#### Working data:
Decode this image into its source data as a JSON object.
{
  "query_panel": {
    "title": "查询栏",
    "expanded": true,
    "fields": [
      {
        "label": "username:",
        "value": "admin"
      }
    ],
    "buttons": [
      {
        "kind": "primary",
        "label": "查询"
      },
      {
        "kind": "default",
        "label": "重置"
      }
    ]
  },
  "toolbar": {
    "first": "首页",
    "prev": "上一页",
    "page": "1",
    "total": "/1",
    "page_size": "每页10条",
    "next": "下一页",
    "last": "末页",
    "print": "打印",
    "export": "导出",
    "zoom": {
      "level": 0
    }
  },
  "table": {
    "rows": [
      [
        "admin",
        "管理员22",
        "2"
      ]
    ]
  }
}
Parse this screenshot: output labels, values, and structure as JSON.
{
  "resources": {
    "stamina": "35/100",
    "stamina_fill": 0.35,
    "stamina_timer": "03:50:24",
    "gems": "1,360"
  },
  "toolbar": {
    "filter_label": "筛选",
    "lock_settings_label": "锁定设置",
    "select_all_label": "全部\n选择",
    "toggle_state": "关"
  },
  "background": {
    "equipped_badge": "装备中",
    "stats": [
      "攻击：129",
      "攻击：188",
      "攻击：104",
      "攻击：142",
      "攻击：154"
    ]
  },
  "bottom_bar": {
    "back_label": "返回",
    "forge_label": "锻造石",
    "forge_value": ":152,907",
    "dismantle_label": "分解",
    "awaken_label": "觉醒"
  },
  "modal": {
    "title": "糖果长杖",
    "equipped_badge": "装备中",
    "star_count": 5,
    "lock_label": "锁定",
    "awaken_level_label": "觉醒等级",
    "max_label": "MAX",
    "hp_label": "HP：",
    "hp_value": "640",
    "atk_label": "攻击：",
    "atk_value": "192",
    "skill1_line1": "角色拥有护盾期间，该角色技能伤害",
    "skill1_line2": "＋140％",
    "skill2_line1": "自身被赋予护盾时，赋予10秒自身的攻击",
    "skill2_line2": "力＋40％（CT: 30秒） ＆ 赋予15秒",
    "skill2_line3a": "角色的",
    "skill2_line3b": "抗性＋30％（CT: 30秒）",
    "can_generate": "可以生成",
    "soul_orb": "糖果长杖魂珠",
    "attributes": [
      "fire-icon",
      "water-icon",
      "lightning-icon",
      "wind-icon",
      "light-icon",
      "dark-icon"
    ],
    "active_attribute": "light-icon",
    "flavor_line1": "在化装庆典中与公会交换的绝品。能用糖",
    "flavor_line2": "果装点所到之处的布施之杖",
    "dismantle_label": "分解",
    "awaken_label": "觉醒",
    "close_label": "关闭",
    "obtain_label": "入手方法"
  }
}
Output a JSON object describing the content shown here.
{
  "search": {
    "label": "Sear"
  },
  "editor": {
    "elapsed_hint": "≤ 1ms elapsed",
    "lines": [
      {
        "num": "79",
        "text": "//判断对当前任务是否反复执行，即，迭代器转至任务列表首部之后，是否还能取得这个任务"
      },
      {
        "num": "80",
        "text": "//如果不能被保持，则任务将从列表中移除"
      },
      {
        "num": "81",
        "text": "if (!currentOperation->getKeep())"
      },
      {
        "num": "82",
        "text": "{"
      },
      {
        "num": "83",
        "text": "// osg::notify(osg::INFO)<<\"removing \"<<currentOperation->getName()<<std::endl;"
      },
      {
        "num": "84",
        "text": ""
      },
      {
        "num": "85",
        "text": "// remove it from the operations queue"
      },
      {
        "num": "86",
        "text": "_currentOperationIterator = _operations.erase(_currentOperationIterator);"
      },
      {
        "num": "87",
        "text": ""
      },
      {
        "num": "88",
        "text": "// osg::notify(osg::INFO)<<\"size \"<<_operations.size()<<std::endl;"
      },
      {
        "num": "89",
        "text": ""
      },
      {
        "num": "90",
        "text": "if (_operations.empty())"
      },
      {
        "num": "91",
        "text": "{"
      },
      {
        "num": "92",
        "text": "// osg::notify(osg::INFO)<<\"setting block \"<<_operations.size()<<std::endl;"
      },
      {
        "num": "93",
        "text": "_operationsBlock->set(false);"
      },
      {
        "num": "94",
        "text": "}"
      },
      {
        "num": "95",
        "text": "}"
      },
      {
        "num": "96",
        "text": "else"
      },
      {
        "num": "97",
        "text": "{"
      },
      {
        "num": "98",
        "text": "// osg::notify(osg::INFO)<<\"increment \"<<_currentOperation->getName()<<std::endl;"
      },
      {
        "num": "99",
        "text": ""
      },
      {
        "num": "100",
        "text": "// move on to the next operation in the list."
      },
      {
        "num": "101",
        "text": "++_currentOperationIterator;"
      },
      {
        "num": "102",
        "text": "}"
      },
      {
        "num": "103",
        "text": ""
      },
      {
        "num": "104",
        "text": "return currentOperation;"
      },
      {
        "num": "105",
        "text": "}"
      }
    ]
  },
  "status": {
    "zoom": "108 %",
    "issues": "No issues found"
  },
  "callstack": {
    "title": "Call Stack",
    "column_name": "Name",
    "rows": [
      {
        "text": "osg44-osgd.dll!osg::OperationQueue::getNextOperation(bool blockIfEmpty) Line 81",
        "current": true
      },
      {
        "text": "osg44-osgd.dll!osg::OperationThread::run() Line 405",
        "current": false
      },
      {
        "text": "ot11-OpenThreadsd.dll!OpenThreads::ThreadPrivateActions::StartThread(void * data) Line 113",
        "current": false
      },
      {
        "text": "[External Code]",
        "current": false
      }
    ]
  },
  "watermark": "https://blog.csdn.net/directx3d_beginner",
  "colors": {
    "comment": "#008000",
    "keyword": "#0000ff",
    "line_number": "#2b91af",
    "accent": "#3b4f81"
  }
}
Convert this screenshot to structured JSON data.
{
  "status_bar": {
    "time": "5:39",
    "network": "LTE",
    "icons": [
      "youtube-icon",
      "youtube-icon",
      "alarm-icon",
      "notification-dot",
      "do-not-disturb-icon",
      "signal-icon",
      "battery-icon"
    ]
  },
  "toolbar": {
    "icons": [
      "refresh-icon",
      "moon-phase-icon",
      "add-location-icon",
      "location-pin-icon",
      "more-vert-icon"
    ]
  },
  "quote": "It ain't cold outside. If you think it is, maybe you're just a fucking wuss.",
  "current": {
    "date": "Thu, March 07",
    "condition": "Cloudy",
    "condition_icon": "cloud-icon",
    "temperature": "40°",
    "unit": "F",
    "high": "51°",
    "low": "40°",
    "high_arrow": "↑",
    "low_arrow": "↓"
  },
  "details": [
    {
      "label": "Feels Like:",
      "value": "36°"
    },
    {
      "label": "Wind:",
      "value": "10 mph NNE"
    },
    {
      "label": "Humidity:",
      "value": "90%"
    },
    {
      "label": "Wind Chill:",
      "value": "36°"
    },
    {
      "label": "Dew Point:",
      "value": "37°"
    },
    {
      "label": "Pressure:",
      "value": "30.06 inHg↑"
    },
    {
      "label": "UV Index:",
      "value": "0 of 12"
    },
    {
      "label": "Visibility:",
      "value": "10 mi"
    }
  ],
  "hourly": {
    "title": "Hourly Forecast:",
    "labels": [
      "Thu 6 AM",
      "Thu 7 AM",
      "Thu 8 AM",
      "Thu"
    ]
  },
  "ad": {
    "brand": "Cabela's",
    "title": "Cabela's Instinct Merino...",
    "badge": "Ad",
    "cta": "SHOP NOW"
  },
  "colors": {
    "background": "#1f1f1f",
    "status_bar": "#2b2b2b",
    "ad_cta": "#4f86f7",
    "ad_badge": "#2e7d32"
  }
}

#### Goal:
Please reproduce the entire listing, exactly as shown.

#### Task result:
Decode this image into its source data as a JSON object.
{
  "query_panel": {
    "title": "查询栏",
    "expanded": true,
    "fields": [
      {
        "label": "username:",
        "value": "admin"
      }
    ],
    "buttons": [
      {
        "kind": "primary",
        "label": "查询"
      },
      {
        "kind": "default",
        "label": "重置"
      }
    ]
  },
  "toolbar": {
    "first": "首页",
    "prev": "上一页",
    "page": "1",
    "total": "/1",
    "page_size": "每页10条",
    "next": "下一页",
    "last": "末页",
    "print": "打印",
    "export": "导出",
    "zoom": {
      "level": 0
    }
  },
  "table": {
    "rows": [
      [
        "admin",
        "管理员22",
        "2"
      ]
    ]
  }
}
Parse this screenshot: output labels, values, and structure as JSON.
{
  "resources": {
    "stamina": "35/100",
    "stamina_fill": 0.35,
    "stamina_timer": "03:50:24",
    "gems": "1,360"
  },
  "toolbar": {
    "filter_label": "筛选",
    "lock_settings_label": "锁定设置",
    "select_all_label": "全部\n选择",
    "toggle_state": "关"
  },
  "background": {
    "equipped_badge": "装备中",
    "stats": [
      "攻击：129",
      "攻击：188",
      "攻击：104",
      "攻击：142",
      "攻击：154"
    ]
  },
  "bottom_bar": {
    "back_label": "返回",
    "forge_label": "锻造石",
    "forge_value": ":152,907",
    "dismantle_label": "分解",
    "awaken_label": "觉醒"
  },
  "modal": {
    "title": "糖果长杖",
    "equipped_badge": "装备中",
    "star_count": 5,
    "lock_label": "锁定",
    "awaken_level_label": "觉醒等级",
    "max_label": "MAX",
    "hp_label": "HP：",
    "hp_value": "640",
    "atk_label": "攻击：",
    "atk_value": "192",
    "skill1_line1": "角色拥有护盾期间，该角色技能伤害",
    "skill1_line2": "＋140％",
    "skill2_line1": "自身被赋予护盾时，赋予10秒自身的攻击",
    "skill2_line2": "力＋40％（CT: 30秒） ＆ 赋予15秒",
    "skill2_line3a": "角色的",
    "skill2_line3b": "抗性＋30％（CT: 30秒）",
    "can_generate": "可以生成",
    "soul_orb": "糖果长杖魂珠",
    "attributes": [
      "fire-icon",
      "water-icon",
      "lightning-icon",
      "wind-icon",
      "light-icon",
      "dark-icon"
    ],
    "active_attribute": "light-icon",
    "flavor_line1": "在化装庆典中与公会交换的绝品。能用糖",
    "flavor_line2": "果装点所到之处的布施之杖",
    "dismantle_label": "分解",
    "awaken_label": "觉醒",
    "close_label": "关闭",
    "obtain_label": "入手方法"
  }
}
Output a JSON object describing the content shown here.
{
  "search": {
    "label": "Sear"
  },
  "editor": {
    "elapsed_hint": "≤ 1ms elapsed",
    "lines": [
      {
        "num": "79",
        "text": "//判断对当前任务是否反复执行，即，迭代器转至任务列表首部之后，是否还能取得这个任务"
      },
      {
        "num": "80",
        "text": "//如果不能被保持，则任务将从列表中移除"
      },
      {
        "num": "81",
        "text": "if (!currentOperation->getKeep())"
      },
      {
        "num": "82",
        "text": "{"
      },
      {
        "num": "83",
        "text": "// osg::notify(osg::INFO)<<\"removing \"<<currentOperation->getName()<<std::endl;"
      },
      {
        "num": "84",
        "text": ""
      },
      {
        "num": "85",
        "text": "// remove it from the operations queue"
      },
      {
        "num": "86",
        "text": "_currentOperationIterator = _operations.erase(_currentOperationIterator);"
      },
      {
        "num": "87",
        "text": ""
      },
      {
        "num": "88",
        "text": "// osg::notify(osg::INFO)<<\"size \"<<_operations.size()<<std::endl;"
      },
      {
        "num": "89",
        "text": ""
      },
      {
        "num": "90",
        "text": "if (_operations.empty())"
      },
      {
        "num": "91",
        "text": "{"
      },
      {
        "num": "92",
        "text": "// osg::notify(osg::INFO)<<\"setting block \"<<_operations.size()<<std::endl;"
      },
      {
        "num": "93",
        "text": "_operationsBlock->set(false);"
      },
      {
        "num": "94",
        "text": "}"
      },
      {
        "num": "95",
        "text": "}"
      },
      {
        "num": "96",
        "text": "else"
      },
      {
        "num": "97",
        "text": "{"
      },
      {
        "num": "98",
        "text": "// osg::notify(osg::INFO)<<\"increment \"<<_currentOperation->getName()<<std::endl;"
      },
      {
        "num": "99",
        "text": ""
      },
      {
        "num": "100",
        "text": "// move on to the next operation in the list."
      },
      {
        "num": "101",
        "text": "++_currentOperationIterator;"
      },
      {
        "num": "102",
        "text": "}"
      },
      {
        "num": "103",
        "text": ""
      },
      {
        "num": "104",
        "text": "return currentOperation;"
      },
      {
        "num": "105",
        "text": "}"
      }
    ]
  },
  "status": {
    "zoom": "108 %",
    "issues": "No issues found"
  },
  "callstack": {
    "title": "Call Stack",
    "column_name": "Name",
    "rows": [
      {
        "text": "osg44-osgd.dll!osg::OperationQueue::getNextOperation(bool blockIfEmpty) Line 81",
        "current": true
      },
      {
        "text": "osg44-osgd.dll!osg::OperationThread::run() Line 405",
        "current": false
      },
      {
        "text": "ot11-OpenThreadsd.dll!OpenThreads::ThreadPrivateActions::StartThread(void * data) Line 113",
        "current": false
      },
      {
        "text": "[External Code]",
        "current": false
      }
    ]
  },
  "watermark": "https://blog.csdn.net/directx3d_beginner",
  "colors": {
    "comment": "#008000",
    "keyword": "#0000ff",
    "line_number": "#2b91af",
    "accent": "#3b4f81"
  }
}
Convert this screenshot to structured JSON data.
{
  "status_bar": {
    "time": "5:39",
    "network": "LTE",
    "icons": [
      "youtube-icon",
      "youtube-icon",
      "alarm-icon",
      "notification-dot",
      "do-not-disturb-icon",
      "signal-icon",
      "battery-icon"
    ]
  },
  "toolbar": {
    "icons": [
      "refresh-icon",
      "moon-phase-icon",
      "add-location-icon",
      "location-pin-icon",
      "more-vert-icon"
    ]
  },
  "quote": "It ain't cold outside. If you think it is, maybe you're just a fucking wuss.",
  "current": {
    "date": "Thu, March 07",
    "condition": "Cloudy",
    "condition_icon": "cloud-icon",
    "temperature": "40°",
    "unit": "F",
    "high": "51°",
    "low": "40°",
    "high_arrow": "↑",
    "low_arrow": "↓"
  },
  "details": [
    {
      "label": "Feels Like:",
      "value": "36°"
    },
    {
      "label": "Wind:",
      "value": "10 mph NNE"
    },
    {
      "label": "Humidity:",
      "value": "90%"
    },
    {
      "label": "Wind Chill:",
      "value": "36°"
    },
    {
      "label": "Dew Point:",
      "value": "37°"
    },
    {
      "label": "Pressure:",
      "value": "30.06 inHg↑"
    },
    {
      "label": "UV Index:",
      "value": "0 of 12"
    },
    {
      "label": "Visibility:",
      "value": "10 mi"
    }
  ],
  "hourly": {
    "title": "Hourly Forecast:",
    "labels": [
      "Thu 6 AM",
      "Thu 7 AM",
      "Thu 8 AM",
      "Thu"
    ]
  },
  "ad": {
    "brand": "Cabela's",
    "title": "Cabela's Instinct Merino...",
    "badge": "Ad",
    "cta": "SHOP NOW"
  },
  "colors": {
    "background": "#1f1f1f",
    "status_bar": "#2b2b2b",
    "ad_cta": "#4f86f7",
    "ad_badge": "#2e7d32"
  }
}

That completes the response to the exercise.